Description of the task:
Look for the string "General" in every line, and copy each line that has it.

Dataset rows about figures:
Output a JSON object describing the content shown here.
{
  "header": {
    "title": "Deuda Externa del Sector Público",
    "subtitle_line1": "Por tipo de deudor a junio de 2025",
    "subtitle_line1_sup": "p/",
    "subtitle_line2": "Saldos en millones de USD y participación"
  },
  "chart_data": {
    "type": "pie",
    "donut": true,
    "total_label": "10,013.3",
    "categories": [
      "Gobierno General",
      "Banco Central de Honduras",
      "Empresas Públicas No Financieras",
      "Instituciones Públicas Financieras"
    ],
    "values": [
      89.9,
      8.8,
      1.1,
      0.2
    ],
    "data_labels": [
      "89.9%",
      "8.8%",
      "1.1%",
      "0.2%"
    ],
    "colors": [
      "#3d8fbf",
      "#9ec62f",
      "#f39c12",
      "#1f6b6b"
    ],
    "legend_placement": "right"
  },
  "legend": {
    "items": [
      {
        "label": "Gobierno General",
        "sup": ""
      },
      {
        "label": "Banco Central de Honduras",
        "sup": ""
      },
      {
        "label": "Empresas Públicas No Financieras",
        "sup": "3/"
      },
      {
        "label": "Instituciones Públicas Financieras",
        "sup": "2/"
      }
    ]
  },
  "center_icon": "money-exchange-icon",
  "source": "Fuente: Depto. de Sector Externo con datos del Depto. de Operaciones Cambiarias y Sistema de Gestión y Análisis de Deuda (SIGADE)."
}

The response:
      "Gobierno General",
        "label": "Gobierno General",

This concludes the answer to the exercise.